» **Given task**:
Please give the entries again in full and exactly, without any picture.

___ Material provided

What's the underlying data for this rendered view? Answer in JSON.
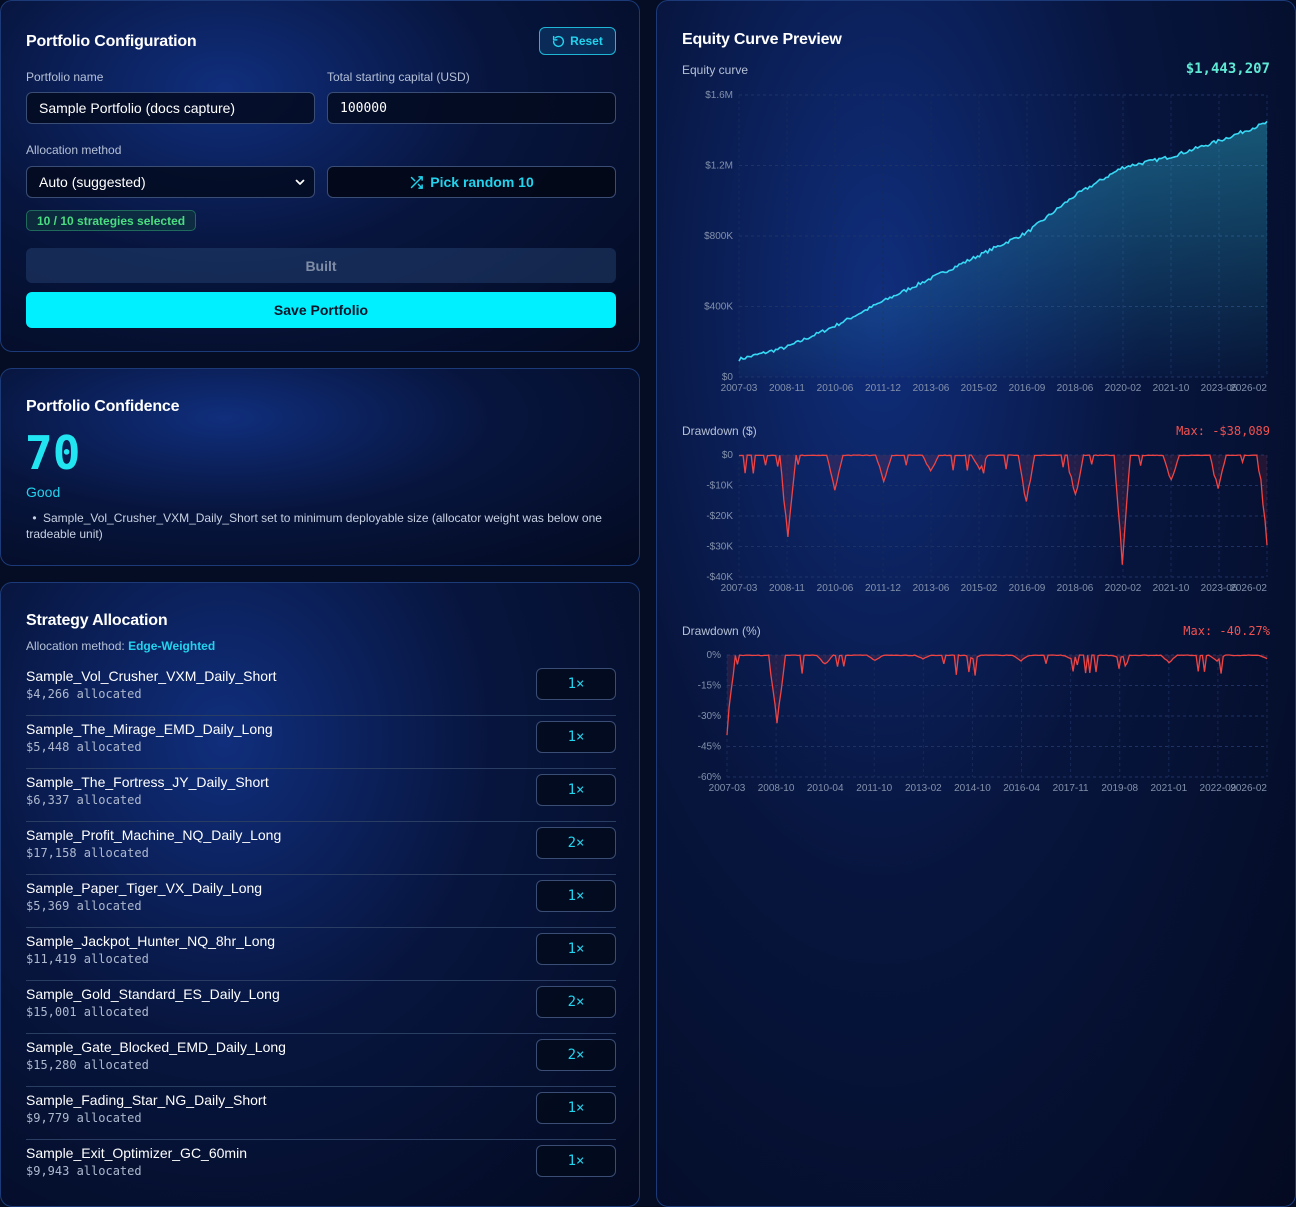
{
  "config": {
    "title": "Portfolio Configuration",
    "reset_label": "Reset",
    "name_label": "Portfolio name",
    "name_value": "Sample Portfolio (docs capture)",
    "capital_label": "Total starting capital (USD)",
    "capital_value": "100000",
    "method_label": "Allocation method",
    "method_value": "Auto (suggested)",
    "pick_random_label": "Pick random 10",
    "selected_badge": "10 / 10 strategies selected",
    "built_label": "Built",
    "save_label": "Save Portfolio"
  },
  "confidence": {
    "title": "Portfolio Confidence",
    "score": "70",
    "rating": "Good",
    "note": "Sample_Vol_Crusher_VXM_Daily_Short set to minimum deployable size (allocator weight was below one tradeable unit)"
  },
  "allocation": {
    "title": "Strategy Allocation",
    "method_prefix": "Allocation method:",
    "method_value": "Edge-Weighted",
    "rows": [
      {
        "name": "Sample_Vol_Crusher_VXM_Daily_Short",
        "amount": "$4,266 allocated",
        "mult": "1×"
      },
      {
        "name": "Sample_The_Mirage_EMD_Daily_Long",
        "amount": "$5,448 allocated",
        "mult": "1×"
      },
      {
        "name": "Sample_The_Fortress_JY_Daily_Short",
        "amount": "$6,337 allocated",
        "mult": "1×"
      },
      {
        "name": "Sample_Profit_Machine_NQ_Daily_Long",
        "amount": "$17,158 allocated",
        "mult": "2×"
      },
      {
        "name": "Sample_Paper_Tiger_VX_Daily_Long",
        "amount": "$5,369 allocated",
        "mult": "1×"
      },
      {
        "name": "Sample_Jackpot_Hunter_NQ_8hr_Long",
        "amount": "$11,419 allocated",
        "mult": "1×"
      },
      {
        "name": "Sample_Gold_Standard_ES_Daily_Long",
        "amount": "$15,001 allocated",
        "mult": "2×"
      },
      {
        "name": "Sample_Gate_Blocked_EMD_Daily_Long",
        "amount": "$15,280 allocated",
        "mult": "2×"
      },
      {
        "name": "Sample_Fading_Star_NG_Daily_Short",
        "amount": "$9,779 allocated",
        "mult": "1×"
      },
      {
        "name": "Sample_Exit_Optimizer_GC_60min",
        "amount": "$9,943 allocated",
        "mult": "1×"
      }
    ]
  },
  "charts": {
    "title": "Equity Curve Preview",
    "equity_label": "Equity curve",
    "equity_value": "$1,443,207",
    "dd_usd_label": "Drawdown ($)",
    "dd_usd_value": "Max: -$38,089",
    "dd_pct_label": "Drawdown (%)",
    "dd_pct_value": "Max: -40.27%"
  },
  "colors": {
    "accent": "#22d3ee",
    "save_button": "#00f0ff",
    "success": "#4ade80",
    "equity_line": "#38d9f5",
    "drawdown_line": "#ef4444",
    "drawdown_value": "#f05252",
    "equity_value": "#5eead4"
  },
  "icons": {
    "reset": "rotate-ccw-icon",
    "pick_random": "shuffle-icon",
    "select": "chevron-down-icon"
  },
  "chart_data": [
    {
      "type": "area",
      "title": "Equity curve",
      "x": [
        "2007-03",
        "2008-11",
        "2010-06",
        "2011-12",
        "2013-06",
        "2015-02",
        "2016-09",
        "2018-06",
        "2020-02",
        "2021-10",
        "2023-06",
        "2026-02"
      ],
      "series": [
        {
          "values": [
            100000,
            170000,
            290000,
            430000,
            560000,
            690000,
            820000,
            1030000,
            1190000,
            1250000,
            1340000,
            1443207
          ]
        }
      ],
      "ylim": [
        0,
        1600000
      ],
      "yticks": [
        "$0",
        "$400K",
        "$800K",
        "$1.2M",
        "$1.6M"
      ]
    },
    {
      "type": "line",
      "title": "Drawdown ($)",
      "x": [
        "2007-03",
        "2008-11",
        "2010-06",
        "2011-12",
        "2013-06",
        "2015-02",
        "2016-09",
        "2018-06",
        "2020-02",
        "2021-10",
        "2023-06",
        "2026-02"
      ],
      "series": [
        {
          "values": [
            0,
            -30000,
            -12000,
            -9000,
            -6000,
            -5000,
            -17000,
            -15000,
            -38089,
            -9000,
            -12000,
            -33000
          ]
        }
      ],
      "ylim": [
        -40000,
        0
      ],
      "yticks": [
        "$0",
        "-$10K",
        "-$20K",
        "-$30K",
        "-$40K"
      ]
    },
    {
      "type": "line",
      "title": "Drawdown (%)",
      "x": [
        "2007-03",
        "2008-10",
        "2010-04",
        "2011-10",
        "2013-02",
        "2014-10",
        "2016-04",
        "2017-11",
        "2019-08",
        "2021-01",
        "2022-09",
        "2026-02"
      ],
      "series": [
        {
          "values": [
            -40.27,
            -38,
            -5,
            -3,
            -2,
            -2,
            -3,
            -2,
            -1.5,
            -4,
            -3,
            -2
          ]
        }
      ],
      "ylim": [
        -60,
        0
      ],
      "yticks": [
        "0%",
        "-15%",
        "-30%",
        "-45%",
        "-60%"
      ]
    }
  ]
}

______

» **Full answer**:
What's the underlying data for this rendered view? Answer in JSON.
{
  "config": {
    "title": "Portfolio Configuration",
    "reset_label": "Reset",
    "name_label": "Portfolio name",
    "name_value": "Sample Portfolio (docs capture)",
    "capital_label": "Total starting capital (USD)",
    "capital_value": "100000",
    "method_label": "Allocation method",
    "method_value": "Auto (suggested)",
    "pick_random_label": "Pick random 10",
    "selected_badge": "10 / 10 strategies selected",
    "built_label": "Built",
    "save_label": "Save Portfolio"
  },
  "confidence": {
    "title": "Portfolio Confidence",
    "score": "70",
    "rating": "Good",
    "note": "Sample_Vol_Crusher_VXM_Daily_Short set to minimum deployable size (allocator weight was below one tradeable unit)"
  },
  "allocation": {
    "title": "Strategy Allocation",
    "method_prefix": "Allocation method:",
    "method_value": "Edge-Weighted",
    "rows": [
      {
        "name": "Sample_Vol_Crusher_VXM_Daily_Short",
        "amount": "$4,266 allocated",
        "mult": "1×"
      },
      {
        "name": "Sample_The_Mirage_EMD_Daily_Long",
        "amount": "$5,448 allocated",
        "mult": "1×"
      },
      {
        "name": "Sample_The_Fortress_JY_Daily_Short",
        "amount": "$6,337 allocated",
        "mult": "1×"
      },
      {
        "name": "Sample_Profit_Machine_NQ_Daily_Long",
        "amount": "$17,158 allocated",
        "mult": "2×"
      },
      {
        "name": "Sample_Paper_Tiger_VX_Daily_Long",
        "amount": "$5,369 allocated",
        "mult": "1×"
      },
      {
        "name": "Sample_Jackpot_Hunter_NQ_8hr_Long",
        "amount": "$11,419 allocated",
        "mult": "1×"
      },
      {
        "name": "Sample_Gold_Standard_ES_Daily_Long",
        "amount": "$15,001 allocated",
        "mult": "2×"
      },
      {
        "name": "Sample_Gate_Blocked_EMD_Daily_Long",
        "amount": "$15,280 allocated",
        "mult": "2×"
      },
      {
        "name": "Sample_Fading_Star_NG_Daily_Short",
        "amount": "$9,779 allocated",
        "mult": "1×"
      },
      {
        "name": "Sample_Exit_Optimizer_GC_60min",
        "amount": "$9,943 allocated",
        "mult": "1×"
      }
    ]
  },
  "charts": {
    "title": "Equity Curve Preview",
    "equity_label": "Equity curve",
    "equity_value": "$1,443,207",
    "dd_usd_label": "Drawdown ($)",
    "dd_usd_value": "Max: -$38,089",
    "dd_pct_label": "Drawdown (%)",
    "dd_pct_value": "Max: -40.27%"
  },
  "colors": {
    "accent": "#22d3ee",
    "save_button": "#00f0ff",
    "success": "#4ade80",
    "equity_line": "#38d9f5",
    "drawdown_line": "#ef4444",
    "drawdown_value": "#f05252",
    "equity_value": "#5eead4"
  },
  "icons": {
    "reset": "rotate-ccw-icon",
    "pick_random": "shuffle-icon",
    "select": "chevron-down-icon"
  },
  "chart_data": [
    {
      "type": "area",
      "title": "Equity curve",
      "x": [
        "2007-03",
        "2008-11",
        "2010-06",
        "2011-12",
        "2013-06",
        "2015-02",
        "2016-09",
        "2018-06",
        "2020-02",
        "2021-10",
        "2023-06",
        "2026-02"
      ],
      "series": [
        {
          "values": [
            100000,
            170000,
            290000,
            430000,
            560000,
            690000,
            820000,
            1030000,
            1190000,
            1250000,
            1340000,
            1443207
          ]
        }
      ],
      "ylim": [
        0,
        1600000
      ],
      "yticks": [
        "$0",
        "$400K",
        "$800K",
        "$1.2M",
        "$1.6M"
      ]
    },
    {
      "type": "line",
      "title": "Drawdown ($)",
      "x": [
        "2007-03",
        "2008-11",
        "2010-06",
        "2011-12",
        "2013-06",
        "2015-02",
        "2016-09",
        "2018-06",
        "2020-02",
        "2021-10",
        "2023-06",
        "2026-02"
      ],
      "series": [
        {
          "values": [
            0,
            -30000,
            -12000,
            -9000,
            -6000,
            -5000,
            -17000,
            -15000,
            -38089,
            -9000,
            -12000,
            -33000
          ]
        }
      ],
      "ylim": [
        -40000,
        0
      ],
      "yticks": [
        "$0",
        "-$10K",
        "-$20K",
        "-$30K",
        "-$40K"
      ]
    },
    {
      "type": "line",
      "title": "Drawdown (%)",
      "x": [
        "2007-03",
        "2008-10",
        "2010-04",
        "2011-10",
        "2013-02",
        "2014-10",
        "2016-04",
        "2017-11",
        "2019-08",
        "2021-01",
        "2022-09",
        "2026-02"
      ],
      "series": [
        {
          "values": [
            -40.27,
            -38,
            -5,
            -3,
            -2,
            -2,
            -3,
            -2,
            -1.5,
            -4,
            -3,
            -2
          ]
        }
      ],
      "ylim": [
        -60,
        0
      ],
      "yticks": [
        "0%",
        "-15%",
        "-30%",
        "-45%",
        "-60%"
      ]
    }
  ]
}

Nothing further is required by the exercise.